> [Provided text]
□ □ □ □

On 03/12/2016 15:37, Scott wrote:
On Sat, 03 Dec 2016 14:18:00 +0000 (GMT), "Dave Plowman (News)"
wrote:

In article ,
ss wrote:
On 03/12/2016 12:19, Dave Plowman (News) wrote:
Average family living in an average 3 bedroom family house using the
average amount of electricity.

They change from all tungsten lighting to all LED.

How much money would they save on average per year on their leccy bill?


Too many variables to be accurate but as a rough guide I would say if
you have current 60w and move to say 12w LEDs then the lighting part of
leccy bill would approx a fifth of the cost (not including the cost of
the LED bulbs)


Snag with that is it's near impossible to know what proportion of your
leccy bill goes on lighting.


Is there a need to know the proportion? If the question is, how much
money will be saved surely all you need to know is how much
electricity is consumed by the lighting?

□ □ □ □

> [Recorded information]
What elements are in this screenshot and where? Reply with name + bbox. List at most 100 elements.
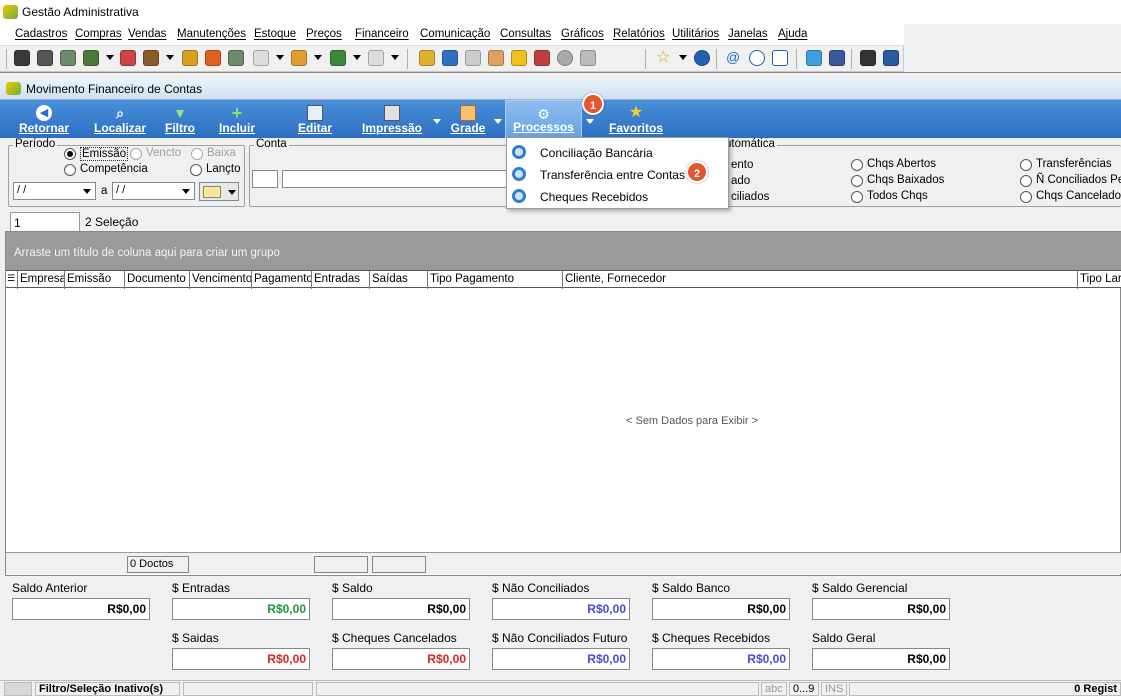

□ □ □ □

> [Work to complete]
1) Answer each question using the LED lighting thread.
(a) What LED wattage is suggested as a replacement for 60w bulbs?
(b) According to the rough guide, roughly what fraction of the cost would the lighting part of the bill become?
(c) What is said to be near impossible to know?
2) Reproduce everything in the LED lighting thread from "Too many variables" down to "goes on lighting.".

> [Exercise answers]
1)
(a) 12w.
(b) Approximately a fifth.
(c) What proportion of your leccy bill goes on lighting.

2)
Too many variables to be accurate but as a rough guide I would say if
you have current 60w and move to say 12w LEDs then the lighting part of
leccy bill would approx a fifth of the cost (not including the cost of
the LED bulbs)


Snag with that is it's near impossible to know what proportion of your
leccy bill goes on lighting.